Task
Only lines with the word "الاسلامی" are needed; collect each of them from the listing below.

Part of a data file

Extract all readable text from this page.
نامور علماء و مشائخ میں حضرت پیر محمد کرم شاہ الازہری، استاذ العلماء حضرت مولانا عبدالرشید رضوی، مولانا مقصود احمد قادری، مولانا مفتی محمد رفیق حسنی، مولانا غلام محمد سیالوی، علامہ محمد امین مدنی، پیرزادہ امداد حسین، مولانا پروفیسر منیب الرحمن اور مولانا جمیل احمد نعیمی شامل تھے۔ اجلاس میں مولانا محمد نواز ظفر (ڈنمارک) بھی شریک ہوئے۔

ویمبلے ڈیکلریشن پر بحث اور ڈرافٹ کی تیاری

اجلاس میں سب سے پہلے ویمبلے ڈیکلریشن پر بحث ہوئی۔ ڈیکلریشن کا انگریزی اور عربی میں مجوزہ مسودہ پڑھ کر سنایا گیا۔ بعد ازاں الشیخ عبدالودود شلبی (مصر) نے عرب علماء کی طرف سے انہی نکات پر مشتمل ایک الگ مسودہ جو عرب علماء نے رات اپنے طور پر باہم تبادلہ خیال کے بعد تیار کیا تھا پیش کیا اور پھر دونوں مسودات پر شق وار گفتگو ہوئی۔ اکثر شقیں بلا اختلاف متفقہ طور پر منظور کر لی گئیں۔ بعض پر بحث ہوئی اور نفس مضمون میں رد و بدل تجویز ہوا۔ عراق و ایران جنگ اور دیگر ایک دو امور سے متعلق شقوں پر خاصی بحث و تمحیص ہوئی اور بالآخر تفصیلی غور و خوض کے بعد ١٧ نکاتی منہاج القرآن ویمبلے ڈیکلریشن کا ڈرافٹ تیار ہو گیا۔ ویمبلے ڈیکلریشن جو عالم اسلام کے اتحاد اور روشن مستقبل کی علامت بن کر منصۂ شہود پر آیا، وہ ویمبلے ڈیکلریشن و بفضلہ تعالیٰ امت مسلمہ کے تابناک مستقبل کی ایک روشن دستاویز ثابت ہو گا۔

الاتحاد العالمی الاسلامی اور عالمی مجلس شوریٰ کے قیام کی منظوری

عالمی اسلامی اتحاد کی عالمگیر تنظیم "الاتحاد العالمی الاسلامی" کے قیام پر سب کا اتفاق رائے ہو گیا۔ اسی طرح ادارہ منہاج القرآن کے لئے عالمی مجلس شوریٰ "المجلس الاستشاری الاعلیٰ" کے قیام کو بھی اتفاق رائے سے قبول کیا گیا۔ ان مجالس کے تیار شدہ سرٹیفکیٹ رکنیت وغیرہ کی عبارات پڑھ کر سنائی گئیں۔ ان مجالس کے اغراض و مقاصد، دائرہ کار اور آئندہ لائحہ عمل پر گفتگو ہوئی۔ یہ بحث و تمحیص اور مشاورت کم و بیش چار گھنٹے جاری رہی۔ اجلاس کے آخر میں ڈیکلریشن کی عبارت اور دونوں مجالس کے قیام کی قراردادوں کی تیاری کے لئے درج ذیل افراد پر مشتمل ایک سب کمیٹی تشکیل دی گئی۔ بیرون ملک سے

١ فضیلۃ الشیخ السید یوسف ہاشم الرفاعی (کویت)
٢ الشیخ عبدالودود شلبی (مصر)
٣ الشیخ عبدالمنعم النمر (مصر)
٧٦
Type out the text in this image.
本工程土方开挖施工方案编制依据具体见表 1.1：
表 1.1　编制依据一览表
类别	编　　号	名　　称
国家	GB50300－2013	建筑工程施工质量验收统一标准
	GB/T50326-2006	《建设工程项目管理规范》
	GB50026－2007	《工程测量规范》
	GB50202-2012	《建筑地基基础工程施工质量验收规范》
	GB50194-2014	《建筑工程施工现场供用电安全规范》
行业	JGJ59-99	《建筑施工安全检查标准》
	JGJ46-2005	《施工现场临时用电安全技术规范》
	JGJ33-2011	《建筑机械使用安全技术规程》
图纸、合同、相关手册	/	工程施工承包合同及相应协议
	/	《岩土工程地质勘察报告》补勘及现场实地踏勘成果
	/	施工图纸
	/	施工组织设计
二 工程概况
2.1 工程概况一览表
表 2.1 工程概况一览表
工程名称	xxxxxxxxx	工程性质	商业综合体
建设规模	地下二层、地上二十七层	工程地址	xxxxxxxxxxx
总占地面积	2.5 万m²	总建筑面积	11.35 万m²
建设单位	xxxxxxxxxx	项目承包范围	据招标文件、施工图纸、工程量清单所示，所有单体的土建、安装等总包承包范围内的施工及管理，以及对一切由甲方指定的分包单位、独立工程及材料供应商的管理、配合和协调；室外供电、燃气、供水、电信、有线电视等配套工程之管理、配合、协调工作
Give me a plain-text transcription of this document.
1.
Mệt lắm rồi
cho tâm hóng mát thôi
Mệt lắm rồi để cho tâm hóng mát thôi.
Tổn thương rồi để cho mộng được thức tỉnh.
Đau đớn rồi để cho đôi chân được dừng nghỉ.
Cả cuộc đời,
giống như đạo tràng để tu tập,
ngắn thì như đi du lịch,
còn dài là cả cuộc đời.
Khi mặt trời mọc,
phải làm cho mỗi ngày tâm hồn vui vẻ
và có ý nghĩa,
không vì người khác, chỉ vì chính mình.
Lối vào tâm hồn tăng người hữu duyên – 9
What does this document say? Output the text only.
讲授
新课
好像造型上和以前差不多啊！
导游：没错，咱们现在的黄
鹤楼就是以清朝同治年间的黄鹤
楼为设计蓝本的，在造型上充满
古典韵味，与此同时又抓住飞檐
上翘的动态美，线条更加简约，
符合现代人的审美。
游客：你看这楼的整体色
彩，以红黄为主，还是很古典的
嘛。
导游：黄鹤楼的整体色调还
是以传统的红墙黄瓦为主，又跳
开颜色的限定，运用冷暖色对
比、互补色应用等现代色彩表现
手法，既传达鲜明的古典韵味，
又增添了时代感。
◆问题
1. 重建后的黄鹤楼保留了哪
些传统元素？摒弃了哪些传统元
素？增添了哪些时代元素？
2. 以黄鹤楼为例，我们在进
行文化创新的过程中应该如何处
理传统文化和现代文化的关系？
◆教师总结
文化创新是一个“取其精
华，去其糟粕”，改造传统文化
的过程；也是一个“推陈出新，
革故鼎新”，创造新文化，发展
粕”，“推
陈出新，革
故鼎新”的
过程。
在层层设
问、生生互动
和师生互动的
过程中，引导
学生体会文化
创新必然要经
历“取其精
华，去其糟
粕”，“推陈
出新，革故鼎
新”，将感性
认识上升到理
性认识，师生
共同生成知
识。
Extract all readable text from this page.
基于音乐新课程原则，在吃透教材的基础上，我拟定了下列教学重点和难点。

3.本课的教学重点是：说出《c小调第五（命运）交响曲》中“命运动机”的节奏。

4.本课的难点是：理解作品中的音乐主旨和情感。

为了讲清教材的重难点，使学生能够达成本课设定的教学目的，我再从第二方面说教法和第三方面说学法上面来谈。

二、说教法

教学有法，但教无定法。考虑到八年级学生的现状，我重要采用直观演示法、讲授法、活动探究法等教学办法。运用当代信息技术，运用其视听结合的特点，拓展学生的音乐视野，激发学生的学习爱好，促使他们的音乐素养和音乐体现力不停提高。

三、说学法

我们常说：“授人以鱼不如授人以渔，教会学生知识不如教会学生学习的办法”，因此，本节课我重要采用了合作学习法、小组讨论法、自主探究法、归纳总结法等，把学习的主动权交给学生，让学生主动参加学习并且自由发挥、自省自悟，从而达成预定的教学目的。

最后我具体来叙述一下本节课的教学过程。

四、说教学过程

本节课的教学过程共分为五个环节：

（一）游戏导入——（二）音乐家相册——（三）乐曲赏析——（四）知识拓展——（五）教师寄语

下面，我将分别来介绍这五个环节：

Result
الاتحاد العالمی الاسلامی اور عالمی مجلس شوریٰ کے قیام کی منظوری
عالمی اسلامی اتحاد کی عالمگیر تنظیم "الاتحاد العالمی الاسلامی" کے قیام پر سب کا اتفاق رائے ہو گیا۔ اسی طرح ادارہ منہاج القرآن کے لئے عالمی مجلس شوریٰ "المجلس الاستشاری الاعلیٰ" کے قیام کو بھی اتفاق رائے سے قبول کیا گیا۔ ان مجالس کے تیار شدہ سرٹیفکیٹ رکنیت وغیرہ کی عبارات پڑھ کر سنائی گئیں۔ ان مجالس کے اغراض و مقاصد، دائرہ کار اور آئندہ لائحہ عمل پر گفتگو ہوئی۔ یہ بحث و تمحیص اور مشاورت کم و بیش چار گھنٹے جاری رہی۔ اجلاس کے آخر میں ڈیکلریشن کی عبارت اور دونوں مجالس کے قیام کی قراردادوں کی تیاری کے لئے درج ذیل افراد پر مشتمل ایک سب کمیٹی تشکیل دی گئی۔ بیرون ملک سے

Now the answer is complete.